### WRITTEN TASK
Restate the full listing word for word and leave the pictures out.

### DATASET ROWS

┏━━

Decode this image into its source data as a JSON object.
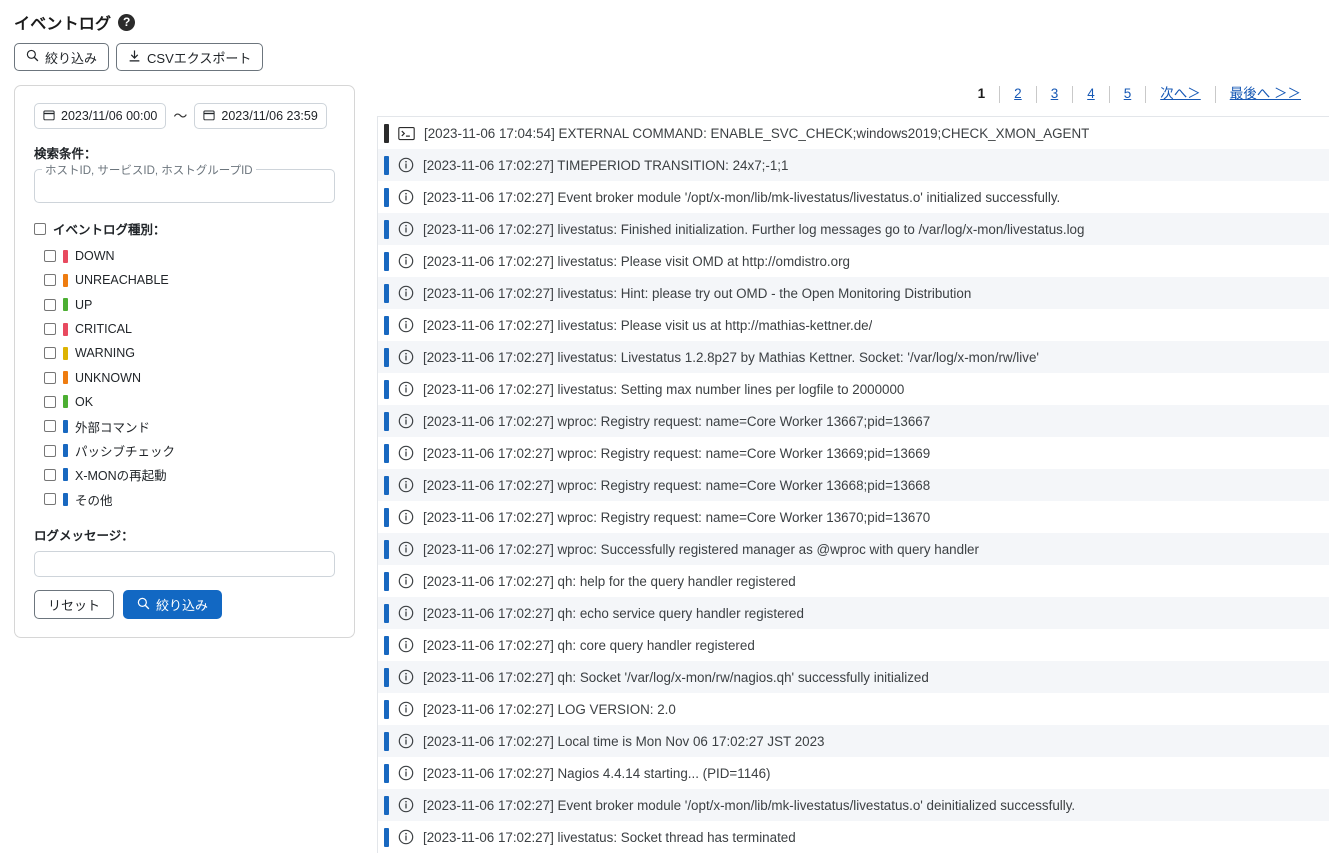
{
  "header": {
    "title": "イベントログ",
    "help_icon": "help-circle-icon",
    "help_label": "?",
    "toolbar": [
      {
        "label": "絞り込み",
        "icon": "search-icon"
      },
      {
        "label": "CSVエクスポート",
        "icon": "download-icon"
      }
    ]
  },
  "filter": {
    "date_from": "2023/11/06 00:00",
    "date_to": "2023/11/06 23:59",
    "date_separator": "～",
    "calendar_icon": "calendar-icon",
    "search_condition_label": "検索条件：",
    "id_field_legend": "ホストID, サービスID, ホストグループID",
    "id_field_value": "",
    "category_label": "イベントログ種別：",
    "categories": [
      {
        "label": "DOWN",
        "color": "#e84a5f",
        "checked": false
      },
      {
        "label": "UNREACHABLE",
        "color": "#ee7c10",
        "checked": false
      },
      {
        "label": "UP",
        "color": "#4caf32",
        "checked": false
      },
      {
        "label": "CRITICAL",
        "color": "#e84a5f",
        "checked": false
      },
      {
        "label": "WARNING",
        "color": "#ddb302",
        "checked": false
      },
      {
        "label": "UNKNOWN",
        "color": "#ee7c10",
        "checked": false
      },
      {
        "label": "OK",
        "color": "#4caf32",
        "checked": false
      },
      {
        "label": "外部コマンド",
        "color": "#1868c0",
        "checked": false
      },
      {
        "label": "パッシブチェック",
        "color": "#1868c0",
        "checked": false
      },
      {
        "label": "X-MONの再起動",
        "color": "#1868c0",
        "checked": false
      },
      {
        "label": "その他",
        "color": "#1868c0",
        "checked": false
      }
    ],
    "log_message_label": "ログメッセージ：",
    "log_message_value": "",
    "log_message_placeholder": "",
    "reset_label": "リセット",
    "apply_label": "絞り込み",
    "apply_icon": "search-icon"
  },
  "pagination": {
    "pages": [
      {
        "label": "1",
        "current": true
      },
      {
        "label": "2",
        "current": false
      },
      {
        "label": "3",
        "current": false
      },
      {
        "label": "4",
        "current": false
      },
      {
        "label": "5",
        "current": false
      },
      {
        "label": "次へ＞",
        "current": false
      },
      {
        "label": "最後へ ＞＞",
        "current": false
      }
    ]
  },
  "log_rows": [
    {
      "bar_color": "#2b2b2b",
      "icon": "terminal-icon",
      "text": "[2023-11-06 17:04:54] EXTERNAL COMMAND: ENABLE_SVC_CHECK;windows2019;CHECK_XMON_AGENT"
    },
    {
      "bar_color": "#1868c0",
      "icon": "info-circle-icon",
      "text": "[2023-11-06 17:02:27] TIMEPERIOD TRANSITION: 24x7;-1;1"
    },
    {
      "bar_color": "#1868c0",
      "icon": "info-circle-icon",
      "text": "[2023-11-06 17:02:27] Event broker module '/opt/x-mon/lib/mk-livestatus/livestatus.o' initialized successfully."
    },
    {
      "bar_color": "#1868c0",
      "icon": "info-circle-icon",
      "text": "[2023-11-06 17:02:27] livestatus: Finished initialization. Further log messages go to /var/log/x-mon/livestatus.log"
    },
    {
      "bar_color": "#1868c0",
      "icon": "info-circle-icon",
      "text": "[2023-11-06 17:02:27] livestatus: Please visit OMD at http://omdistro.org"
    },
    {
      "bar_color": "#1868c0",
      "icon": "info-circle-icon",
      "text": "[2023-11-06 17:02:27] livestatus: Hint: please try out OMD - the Open Monitoring Distribution"
    },
    {
      "bar_color": "#1868c0",
      "icon": "info-circle-icon",
      "text": "[2023-11-06 17:02:27] livestatus: Please visit us at http://mathias-kettner.de/"
    },
    {
      "bar_color": "#1868c0",
      "icon": "info-circle-icon",
      "text": "[2023-11-06 17:02:27] livestatus: Livestatus 1.2.8p27 by Mathias Kettner. Socket: '/var/log/x-mon/rw/live'"
    },
    {
      "bar_color": "#1868c0",
      "icon": "info-circle-icon",
      "text": "[2023-11-06 17:02:27] livestatus: Setting max number lines per logfile to 2000000"
    },
    {
      "bar_color": "#1868c0",
      "icon": "info-circle-icon",
      "text": "[2023-11-06 17:02:27] wproc: Registry request: name=Core Worker 13667;pid=13667"
    },
    {
      "bar_color": "#1868c0",
      "icon": "info-circle-icon",
      "text": "[2023-11-06 17:02:27] wproc: Registry request: name=Core Worker 13669;pid=13669"
    },
    {
      "bar_color": "#1868c0",
      "icon": "info-circle-icon",
      "text": "[2023-11-06 17:02:27] wproc: Registry request: name=Core Worker 13668;pid=13668"
    },
    {
      "bar_color": "#1868c0",
      "icon": "info-circle-icon",
      "text": "[2023-11-06 17:02:27] wproc: Registry request: name=Core Worker 13670;pid=13670"
    },
    {
      "bar_color": "#1868c0",
      "icon": "info-circle-icon",
      "text": "[2023-11-06 17:02:27] wproc: Successfully registered manager as @wproc with query handler"
    },
    {
      "bar_color": "#1868c0",
      "icon": "info-circle-icon",
      "text": "[2023-11-06 17:02:27] qh: help for the query handler registered"
    },
    {
      "bar_color": "#1868c0",
      "icon": "info-circle-icon",
      "text": "[2023-11-06 17:02:27] qh: echo service query handler registered"
    },
    {
      "bar_color": "#1868c0",
      "icon": "info-circle-icon",
      "text": "[2023-11-06 17:02:27] qh: core query handler registered"
    },
    {
      "bar_color": "#1868c0",
      "icon": "info-circle-icon",
      "text": "[2023-11-06 17:02:27] qh: Socket '/var/log/x-mon/rw/nagios.qh' successfully initialized"
    },
    {
      "bar_color": "#1868c0",
      "icon": "info-circle-icon",
      "text": "[2023-11-06 17:02:27] LOG VERSION: 2.0"
    },
    {
      "bar_color": "#1868c0",
      "icon": "info-circle-icon",
      "text": "[2023-11-06 17:02:27] Local time is Mon Nov 06 17:02:27 JST 2023"
    },
    {
      "bar_color": "#1868c0",
      "icon": "info-circle-icon",
      "text": "[2023-11-06 17:02:27] Nagios 4.4.14 starting... (PID=1146)"
    },
    {
      "bar_color": "#1868c0",
      "icon": "info-circle-icon",
      "text": "[2023-11-06 17:02:27] Event broker module '/opt/x-mon/lib/mk-livestatus/livestatus.o' deinitialized successfully."
    },
    {
      "bar_color": "#1868c0",
      "icon": "info-circle-icon",
      "text": "[2023-11-06 17:02:27] livestatus: Socket thread has terminated"
    }
  ]
}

┗━━

### THE RESULT
Decode this image into its source data as a JSON object.
{
  "header": {
    "title": "イベントログ",
    "help_icon": "help-circle-icon",
    "help_label": "?",
    "toolbar": [
      {
        "label": "絞り込み",
        "icon": "search-icon"
      },
      {
        "label": "CSVエクスポート",
        "icon": "download-icon"
      }
    ]
  },
  "filter": {
    "date_from": "2023/11/06 00:00",
    "date_to": "2023/11/06 23:59",
    "date_separator": "～",
    "calendar_icon": "calendar-icon",
    "search_condition_label": "検索条件：",
    "id_field_legend": "ホストID, サービスID, ホストグループID",
    "id_field_value": "",
    "category_label": "イベントログ種別：",
    "categories": [
      {
        "label": "DOWN",
        "color": "#e84a5f",
        "checked": false
      },
      {
        "label": "UNREACHABLE",
        "color": "#ee7c10",
        "checked": false
      },
      {
        "label": "UP",
        "color": "#4caf32",
        "checked": false
      },
      {
        "label": "CRITICAL",
        "color": "#e84a5f",
        "checked": false
      },
      {
        "label": "WARNING",
        "color": "#ddb302",
        "checked": false
      },
      {
        "label": "UNKNOWN",
        "color": "#ee7c10",
        "checked": false
      },
      {
        "label": "OK",
        "color": "#4caf32",
        "checked": false
      },
      {
        "label": "外部コマンド",
        "color": "#1868c0",
        "checked": false
      },
      {
        "label": "パッシブチェック",
        "color": "#1868c0",
        "checked": false
      },
      {
        "label": "X-MONの再起動",
        "color": "#1868c0",
        "checked": false
      },
      {
        "label": "その他",
        "color": "#1868c0",
        "checked": false
      }
    ],
    "log_message_label": "ログメッセージ：",
    "log_message_value": "",
    "log_message_placeholder": "",
    "reset_label": "リセット",
    "apply_label": "絞り込み",
    "apply_icon": "search-icon"
  },
  "pagination": {
    "pages": [
      {
        "label": "1",
        "current": true
      },
      {
        "label": "2",
        "current": false
      },
      {
        "label": "3",
        "current": false
      },
      {
        "label": "4",
        "current": false
      },
      {
        "label": "5",
        "current": false
      },
      {
        "label": "次へ＞",
        "current": false
      },
      {
        "label": "最後へ ＞＞",
        "current": false
      }
    ]
  },
  "log_rows": [
    {
      "bar_color": "#2b2b2b",
      "icon": "terminal-icon",
      "text": "[2023-11-06 17:04:54] EXTERNAL COMMAND: ENABLE_SVC_CHECK;windows2019;CHECK_XMON_AGENT"
    },
    {
      "bar_color": "#1868c0",
      "icon": "info-circle-icon",
      "text": "[2023-11-06 17:02:27] TIMEPERIOD TRANSITION: 24x7;-1;1"
    },
    {
      "bar_color": "#1868c0",
      "icon": "info-circle-icon",
      "text": "[2023-11-06 17:02:27] Event broker module '/opt/x-mon/lib/mk-livestatus/livestatus.o' initialized successfully."
    },
    {
      "bar_color": "#1868c0",
      "icon": "info-circle-icon",
      "text": "[2023-11-06 17:02:27] livestatus: Finished initialization. Further log messages go to /var/log/x-mon/livestatus.log"
    },
    {
      "bar_color": "#1868c0",
      "icon": "info-circle-icon",
      "text": "[2023-11-06 17:02:27] livestatus: Please visit OMD at http://omdistro.org"
    },
    {
      "bar_color": "#1868c0",
      "icon": "info-circle-icon",
      "text": "[2023-11-06 17:02:27] livestatus: Hint: please try out OMD - the Open Monitoring Distribution"
    },
    {
      "bar_color": "#1868c0",
      "icon": "info-circle-icon",
      "text": "[2023-11-06 17:02:27] livestatus: Please visit us at http://mathias-kettner.de/"
    },
    {
      "bar_color": "#1868c0",
      "icon": "info-circle-icon",
      "text": "[2023-11-06 17:02:27] livestatus: Livestatus 1.2.8p27 by Mathias Kettner. Socket: '/var/log/x-mon/rw/live'"
    },
    {
      "bar_color": "#1868c0",
      "icon": "info-circle-icon",
      "text": "[2023-11-06 17:02:27] livestatus: Setting max number lines per logfile to 2000000"
    },
    {
      "bar_color": "#1868c0",
      "icon": "info-circle-icon",
      "text": "[2023-11-06 17:02:27] wproc: Registry request: name=Core Worker 13667;pid=13667"
    },
    {
      "bar_color": "#1868c0",
      "icon": "info-circle-icon",
      "text": "[2023-11-06 17:02:27] wproc: Registry request: name=Core Worker 13669;pid=13669"
    },
    {
      "bar_color": "#1868c0",
      "icon": "info-circle-icon",
      "text": "[2023-11-06 17:02:27] wproc: Registry request: name=Core Worker 13668;pid=13668"
    },
    {
      "bar_color": "#1868c0",
      "icon": "info-circle-icon",
      "text": "[2023-11-06 17:02:27] wproc: Registry request: name=Core Worker 13670;pid=13670"
    },
    {
      "bar_color": "#1868c0",
      "icon": "info-circle-icon",
      "text": "[2023-11-06 17:02:27] wproc: Successfully registered manager as @wproc with query handler"
    },
    {
      "bar_color": "#1868c0",
      "icon": "info-circle-icon",
      "text": "[2023-11-06 17:02:27] qh: help for the query handler registered"
    },
    {
      "bar_color": "#1868c0",
      "icon": "info-circle-icon",
      "text": "[2023-11-06 17:02:27] qh: echo service query handler registered"
    },
    {
      "bar_color": "#1868c0",
      "icon": "info-circle-icon",
      "text": "[2023-11-06 17:02:27] qh: core query handler registered"
    },
    {
      "bar_color": "#1868c0",
      "icon": "info-circle-icon",
      "text": "[2023-11-06 17:02:27] qh: Socket '/var/log/x-mon/rw/nagios.qh' successfully initialized"
    },
    {
      "bar_color": "#1868c0",
      "icon": "info-circle-icon",
      "text": "[2023-11-06 17:02:27] LOG VERSION: 2.0"
    },
    {
      "bar_color": "#1868c0",
      "icon": "info-circle-icon",
      "text": "[2023-11-06 17:02:27] Local time is Mon Nov 06 17:02:27 JST 2023"
    },
    {
      "bar_color": "#1868c0",
      "icon": "info-circle-icon",
      "text": "[2023-11-06 17:02:27] Nagios 4.4.14 starting... (PID=1146)"
    },
    {
      "bar_color": "#1868c0",
      "icon": "info-circle-icon",
      "text": "[2023-11-06 17:02:27] Event broker module '/opt/x-mon/lib/mk-livestatus/livestatus.o' deinitialized successfully."
    },
    {
      "bar_color": "#1868c0",
      "icon": "info-circle-icon",
      "text": "[2023-11-06 17:02:27] livestatus: Socket thread has terminated"
    }
  ]
}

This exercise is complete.